Render every entry verbatim.

-- begin MATERIAL SHOWN --

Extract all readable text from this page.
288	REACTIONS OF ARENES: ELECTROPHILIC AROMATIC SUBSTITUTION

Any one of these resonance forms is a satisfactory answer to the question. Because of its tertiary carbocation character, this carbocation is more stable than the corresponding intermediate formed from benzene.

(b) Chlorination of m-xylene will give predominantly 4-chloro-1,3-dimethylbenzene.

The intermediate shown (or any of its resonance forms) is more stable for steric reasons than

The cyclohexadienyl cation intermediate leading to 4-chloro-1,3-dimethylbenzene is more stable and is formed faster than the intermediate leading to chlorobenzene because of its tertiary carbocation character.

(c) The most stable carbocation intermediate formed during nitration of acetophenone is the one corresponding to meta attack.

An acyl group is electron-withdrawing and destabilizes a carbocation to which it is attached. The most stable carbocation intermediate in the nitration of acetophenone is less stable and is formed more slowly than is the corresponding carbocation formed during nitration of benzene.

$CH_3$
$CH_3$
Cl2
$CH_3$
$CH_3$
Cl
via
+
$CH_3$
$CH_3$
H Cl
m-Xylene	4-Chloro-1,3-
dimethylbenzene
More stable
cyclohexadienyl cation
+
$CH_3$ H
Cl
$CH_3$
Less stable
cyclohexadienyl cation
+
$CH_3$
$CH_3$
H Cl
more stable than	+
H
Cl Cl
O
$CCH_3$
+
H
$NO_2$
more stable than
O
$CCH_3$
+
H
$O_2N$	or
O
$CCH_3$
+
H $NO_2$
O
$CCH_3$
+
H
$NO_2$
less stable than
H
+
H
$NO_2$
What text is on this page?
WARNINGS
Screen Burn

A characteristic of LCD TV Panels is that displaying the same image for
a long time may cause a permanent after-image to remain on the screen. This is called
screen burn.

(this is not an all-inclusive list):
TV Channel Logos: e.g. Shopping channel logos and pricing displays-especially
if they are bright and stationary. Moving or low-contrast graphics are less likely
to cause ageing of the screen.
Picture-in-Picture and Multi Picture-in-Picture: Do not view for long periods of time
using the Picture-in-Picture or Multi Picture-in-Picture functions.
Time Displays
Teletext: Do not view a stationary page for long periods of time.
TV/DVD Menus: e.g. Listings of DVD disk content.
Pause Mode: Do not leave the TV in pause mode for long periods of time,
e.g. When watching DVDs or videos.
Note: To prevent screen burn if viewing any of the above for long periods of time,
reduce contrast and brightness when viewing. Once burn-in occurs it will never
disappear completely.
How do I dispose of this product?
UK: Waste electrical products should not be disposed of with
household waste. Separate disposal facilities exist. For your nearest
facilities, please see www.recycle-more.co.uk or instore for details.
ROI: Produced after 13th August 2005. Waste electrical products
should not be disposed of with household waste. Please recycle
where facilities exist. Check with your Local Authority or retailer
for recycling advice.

-- end MATERIAL SHOWN --

--- THE SOLUTION ---
Extract all readable text from this page.
288	REACTIONS OF ARENES: ELECTROPHILIC AROMATIC SUBSTITUTION

Any one of these resonance forms is a satisfactory answer to the question. Because of its tertiary carbocation character, this carbocation is more stable than the corresponding intermediate formed from benzene.

(b) Chlorination of m-xylene will give predominantly 4-chloro-1,3-dimethylbenzene.

The intermediate shown (or any of its resonance forms) is more stable for steric reasons than

The cyclohexadienyl cation intermediate leading to 4-chloro-1,3-dimethylbenzene is more stable and is formed faster than the intermediate leading to chlorobenzene because of its tertiary carbocation character.

(c) The most stable carbocation intermediate formed during nitration of acetophenone is the one corresponding to meta attack.

An acyl group is electron-withdrawing and destabilizes a carbocation to which it is attached. The most stable carbocation intermediate in the nitration of acetophenone is less stable and is formed more slowly than is the corresponding carbocation formed during nitration of benzene.

$CH_3$
$CH_3$
Cl2
$CH_3$
$CH_3$
Cl
via
+
$CH_3$
$CH_3$
H Cl
m-Xylene	4-Chloro-1,3-
dimethylbenzene
More stable
cyclohexadienyl cation
+
$CH_3$ H
Cl
$CH_3$
Less stable
cyclohexadienyl cation
+
$CH_3$
$CH_3$
H Cl
more stable than	+
H
Cl Cl
O
$CCH_3$
+
H
$NO_2$
more stable than
O
$CCH_3$
+
H
$O_2N$	or
O
$CCH_3$
+
H $NO_2$
O
$CCH_3$
+
H
$NO_2$
less stable than
H
+
H
$NO_2$
What text is on this page?
WARNINGS
Screen Burn

A characteristic of LCD TV Panels is that displaying the same image for
a long time may cause a permanent after-image to remain on the screen. This is called
screen burn.

(this is not an all-inclusive list):
TV Channel Logos: e.g. Shopping channel logos and pricing displays-especially
if they are bright and stationary. Moving or low-contrast graphics are less likely
to cause ageing of the screen.
Picture-in-Picture and Multi Picture-in-Picture: Do not view for long periods of time
using the Picture-in-Picture or Multi Picture-in-Picture functions.
Time Displays
Teletext: Do not view a stationary page for long periods of time.
TV/DVD Menus: e.g. Listings of DVD disk content.
Pause Mode: Do not leave the TV in pause mode for long periods of time,
e.g. When watching DVDs or videos.
Note: To prevent screen burn if viewing any of the above for long periods of time,
reduce contrast and brightness when viewing. Once burn-in occurs it will never
disappear completely.
How do I dispose of this product?
UK: Waste electrical products should not be disposed of with
household waste. Separate disposal facilities exist. For your nearest
facilities, please see www.recycle-more.co.uk or instore for details.
ROI: Produced after 13th August 2005. Waste electrical products
should not be disposed of with household waste. Please recycle
where facilities exist. Check with your Local Authority or retailer
for recycling advice.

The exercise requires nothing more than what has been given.